───── Document extract ─────
Zero-Shot Autonomy: Training Robots Entirely in Simulation

TL;DR: A new study demonstrates that large-scale, diverse simulated data can train robotic manipulation policies that transfer directly to the real world without fine-tuning. This zero-shot capability could transform how we develop autonomous systems, enabling full virtual training before deployment.

From Simulation to Reality: A New Frontier in Robotics

For decades, the dream of robotics has been seamless sim-to-real transfer—training robots in virtual environments and deploying them in the physical world without a hitch. Yet, the so-called "sim-to-real gap" has made this dream elusive. Subtle differences in physics, lighting, and sensor noise between simulation and reality often require costly real-world fine-tuning. A new paper from the MolmoB0T team challenges this paradigm, showing that with enough high-quality simulated data, zero-shot transfer for complex robotic tasks is not only possible but effective. This breakthrough could reshape how drones and robots are trained, making real-world testing a thing of the past.
─────
Complete the following
(A) In the zero-shot autonomy article, which differences between simulation and reality are said to require costly real-world fine-tuning?
(B) For each statement, say whether the zero-shot autonomy article agrees, and quote the words that decide it: (i) The policies in the study needed real-world fine-tuning to work in the physical world. (ii) The paper comes from the MolmoB0T team. (iii) The sim-to-real gap has made seamless transfer easy to achieve.
───── Excerpted data ─────
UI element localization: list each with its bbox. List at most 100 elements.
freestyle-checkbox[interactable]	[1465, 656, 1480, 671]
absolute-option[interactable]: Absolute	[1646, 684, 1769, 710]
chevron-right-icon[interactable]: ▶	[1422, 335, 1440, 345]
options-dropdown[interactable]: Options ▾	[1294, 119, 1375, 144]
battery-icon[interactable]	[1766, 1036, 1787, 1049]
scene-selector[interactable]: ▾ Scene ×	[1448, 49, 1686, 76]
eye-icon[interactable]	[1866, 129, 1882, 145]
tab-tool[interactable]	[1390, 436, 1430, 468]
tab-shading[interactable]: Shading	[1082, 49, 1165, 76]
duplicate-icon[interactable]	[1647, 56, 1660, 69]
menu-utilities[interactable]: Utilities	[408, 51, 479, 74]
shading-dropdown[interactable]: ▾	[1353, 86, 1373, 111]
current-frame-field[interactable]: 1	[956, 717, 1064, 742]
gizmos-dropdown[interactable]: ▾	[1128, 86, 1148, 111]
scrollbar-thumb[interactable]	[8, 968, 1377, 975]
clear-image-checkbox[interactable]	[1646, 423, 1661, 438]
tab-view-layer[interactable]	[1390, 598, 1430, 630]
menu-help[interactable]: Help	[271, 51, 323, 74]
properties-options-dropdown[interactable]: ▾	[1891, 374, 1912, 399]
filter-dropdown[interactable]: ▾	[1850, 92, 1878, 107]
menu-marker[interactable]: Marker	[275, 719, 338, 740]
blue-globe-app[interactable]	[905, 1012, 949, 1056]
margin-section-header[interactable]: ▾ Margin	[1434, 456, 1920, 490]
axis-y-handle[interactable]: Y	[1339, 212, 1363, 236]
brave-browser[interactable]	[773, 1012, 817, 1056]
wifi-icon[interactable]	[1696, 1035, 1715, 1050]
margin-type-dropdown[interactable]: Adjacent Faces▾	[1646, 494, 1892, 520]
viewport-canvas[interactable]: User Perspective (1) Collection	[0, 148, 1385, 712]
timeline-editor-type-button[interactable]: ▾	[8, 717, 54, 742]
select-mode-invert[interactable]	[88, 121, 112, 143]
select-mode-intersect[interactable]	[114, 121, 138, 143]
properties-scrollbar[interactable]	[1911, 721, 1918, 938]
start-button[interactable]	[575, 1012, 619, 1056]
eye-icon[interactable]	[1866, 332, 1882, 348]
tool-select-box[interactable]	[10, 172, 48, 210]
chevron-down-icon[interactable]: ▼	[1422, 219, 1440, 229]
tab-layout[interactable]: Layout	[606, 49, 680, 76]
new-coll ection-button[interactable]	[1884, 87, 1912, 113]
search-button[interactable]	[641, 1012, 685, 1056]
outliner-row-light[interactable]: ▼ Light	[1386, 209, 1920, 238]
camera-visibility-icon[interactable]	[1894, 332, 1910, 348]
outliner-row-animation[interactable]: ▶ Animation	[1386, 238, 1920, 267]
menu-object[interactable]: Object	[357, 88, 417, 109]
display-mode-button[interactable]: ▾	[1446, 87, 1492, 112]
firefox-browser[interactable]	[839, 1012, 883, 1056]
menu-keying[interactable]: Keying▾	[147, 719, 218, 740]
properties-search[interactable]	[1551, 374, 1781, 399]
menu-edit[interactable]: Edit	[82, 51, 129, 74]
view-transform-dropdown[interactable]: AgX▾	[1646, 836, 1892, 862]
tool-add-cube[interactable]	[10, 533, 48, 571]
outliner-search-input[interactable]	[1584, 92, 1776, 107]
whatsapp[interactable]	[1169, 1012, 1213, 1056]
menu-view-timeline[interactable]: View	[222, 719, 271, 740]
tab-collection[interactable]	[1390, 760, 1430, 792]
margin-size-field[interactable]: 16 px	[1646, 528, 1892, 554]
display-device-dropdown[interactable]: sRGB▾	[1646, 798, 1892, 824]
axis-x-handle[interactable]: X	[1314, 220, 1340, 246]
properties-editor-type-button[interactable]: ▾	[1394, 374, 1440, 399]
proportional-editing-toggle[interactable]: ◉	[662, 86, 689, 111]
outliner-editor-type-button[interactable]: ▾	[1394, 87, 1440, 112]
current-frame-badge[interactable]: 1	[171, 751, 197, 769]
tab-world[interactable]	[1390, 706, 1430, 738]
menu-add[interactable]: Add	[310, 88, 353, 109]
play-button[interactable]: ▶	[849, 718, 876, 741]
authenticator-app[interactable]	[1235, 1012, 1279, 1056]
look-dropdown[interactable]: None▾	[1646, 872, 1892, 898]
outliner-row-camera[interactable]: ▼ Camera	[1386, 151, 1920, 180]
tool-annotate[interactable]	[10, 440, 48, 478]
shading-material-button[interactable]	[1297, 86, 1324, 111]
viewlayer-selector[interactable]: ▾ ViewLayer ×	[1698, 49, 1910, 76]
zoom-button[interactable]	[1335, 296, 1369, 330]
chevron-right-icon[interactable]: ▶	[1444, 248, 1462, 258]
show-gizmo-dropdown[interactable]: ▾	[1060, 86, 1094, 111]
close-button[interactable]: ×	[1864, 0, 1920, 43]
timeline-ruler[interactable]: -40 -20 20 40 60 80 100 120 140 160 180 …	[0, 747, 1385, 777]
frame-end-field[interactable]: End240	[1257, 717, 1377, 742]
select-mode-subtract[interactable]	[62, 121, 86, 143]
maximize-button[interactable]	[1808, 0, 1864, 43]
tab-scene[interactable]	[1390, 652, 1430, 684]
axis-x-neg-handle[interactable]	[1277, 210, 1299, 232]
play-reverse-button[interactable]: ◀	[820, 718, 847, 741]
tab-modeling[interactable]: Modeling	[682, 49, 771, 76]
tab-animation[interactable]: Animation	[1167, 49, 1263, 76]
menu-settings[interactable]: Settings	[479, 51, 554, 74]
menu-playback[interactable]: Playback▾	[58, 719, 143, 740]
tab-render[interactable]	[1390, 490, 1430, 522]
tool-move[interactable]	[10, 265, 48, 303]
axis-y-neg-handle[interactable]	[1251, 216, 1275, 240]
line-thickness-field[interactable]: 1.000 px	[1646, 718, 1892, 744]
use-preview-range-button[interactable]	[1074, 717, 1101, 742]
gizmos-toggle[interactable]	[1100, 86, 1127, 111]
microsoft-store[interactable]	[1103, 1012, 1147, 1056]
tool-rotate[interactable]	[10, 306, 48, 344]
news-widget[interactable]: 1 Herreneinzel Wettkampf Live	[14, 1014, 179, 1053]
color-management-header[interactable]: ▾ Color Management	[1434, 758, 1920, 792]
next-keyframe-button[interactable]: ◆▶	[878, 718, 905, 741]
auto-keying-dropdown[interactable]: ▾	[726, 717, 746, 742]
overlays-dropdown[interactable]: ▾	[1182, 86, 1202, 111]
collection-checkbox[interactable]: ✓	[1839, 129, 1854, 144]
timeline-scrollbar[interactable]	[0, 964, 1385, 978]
─────
The replies
(A) Subtle differences in physics, lighting, and sensor noise.

(B)
(i) No: "transfer directly to the real world without fine-tuning"
(ii) Yes: "A new paper from the MolmoB0T team"
(iii) No: "the so-called "sim-to-real gap" has made this dream elusive"